==== Information shown ====
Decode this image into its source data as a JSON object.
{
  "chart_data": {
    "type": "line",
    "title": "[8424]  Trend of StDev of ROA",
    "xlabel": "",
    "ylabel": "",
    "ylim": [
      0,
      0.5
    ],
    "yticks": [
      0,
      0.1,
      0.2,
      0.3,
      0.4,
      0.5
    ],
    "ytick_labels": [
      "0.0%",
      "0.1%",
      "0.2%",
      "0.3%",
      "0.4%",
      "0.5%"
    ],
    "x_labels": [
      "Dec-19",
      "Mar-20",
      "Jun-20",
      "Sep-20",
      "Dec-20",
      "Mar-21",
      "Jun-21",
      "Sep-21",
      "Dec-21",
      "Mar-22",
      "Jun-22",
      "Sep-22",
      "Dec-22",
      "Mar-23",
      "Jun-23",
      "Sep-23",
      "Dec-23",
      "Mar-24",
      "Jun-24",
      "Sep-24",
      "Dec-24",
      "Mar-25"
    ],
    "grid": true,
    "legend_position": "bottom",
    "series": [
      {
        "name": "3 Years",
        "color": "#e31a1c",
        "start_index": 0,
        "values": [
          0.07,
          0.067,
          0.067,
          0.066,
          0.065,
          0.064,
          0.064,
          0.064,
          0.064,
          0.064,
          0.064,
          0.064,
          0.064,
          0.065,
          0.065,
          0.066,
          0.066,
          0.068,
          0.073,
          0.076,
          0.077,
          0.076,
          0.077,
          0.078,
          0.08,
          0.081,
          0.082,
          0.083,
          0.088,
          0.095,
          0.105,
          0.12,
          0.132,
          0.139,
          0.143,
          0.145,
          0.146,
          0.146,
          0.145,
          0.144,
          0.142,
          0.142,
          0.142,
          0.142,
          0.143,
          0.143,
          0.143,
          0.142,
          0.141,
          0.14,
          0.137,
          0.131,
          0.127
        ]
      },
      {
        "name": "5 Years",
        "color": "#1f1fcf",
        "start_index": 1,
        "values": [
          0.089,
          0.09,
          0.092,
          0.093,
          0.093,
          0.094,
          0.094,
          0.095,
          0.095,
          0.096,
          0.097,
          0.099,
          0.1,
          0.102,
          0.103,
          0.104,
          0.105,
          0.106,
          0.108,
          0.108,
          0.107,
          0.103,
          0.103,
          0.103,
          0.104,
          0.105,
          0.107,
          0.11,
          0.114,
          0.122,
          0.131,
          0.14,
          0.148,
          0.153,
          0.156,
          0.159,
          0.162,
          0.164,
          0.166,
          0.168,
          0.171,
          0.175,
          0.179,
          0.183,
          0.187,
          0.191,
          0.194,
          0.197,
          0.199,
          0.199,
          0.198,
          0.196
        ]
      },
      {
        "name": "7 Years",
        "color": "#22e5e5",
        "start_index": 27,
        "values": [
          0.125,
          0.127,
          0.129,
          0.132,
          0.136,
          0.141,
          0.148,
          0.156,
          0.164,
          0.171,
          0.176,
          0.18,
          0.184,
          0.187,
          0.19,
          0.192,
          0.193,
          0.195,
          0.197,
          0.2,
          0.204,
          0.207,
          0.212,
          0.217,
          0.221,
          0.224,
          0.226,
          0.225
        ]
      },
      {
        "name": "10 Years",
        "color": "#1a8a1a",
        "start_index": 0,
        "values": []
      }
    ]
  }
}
====
**Description of the task:**
Each line in the listing above either holds the string "color" or does not; state how many do, giving the number only.

**Solution:**
4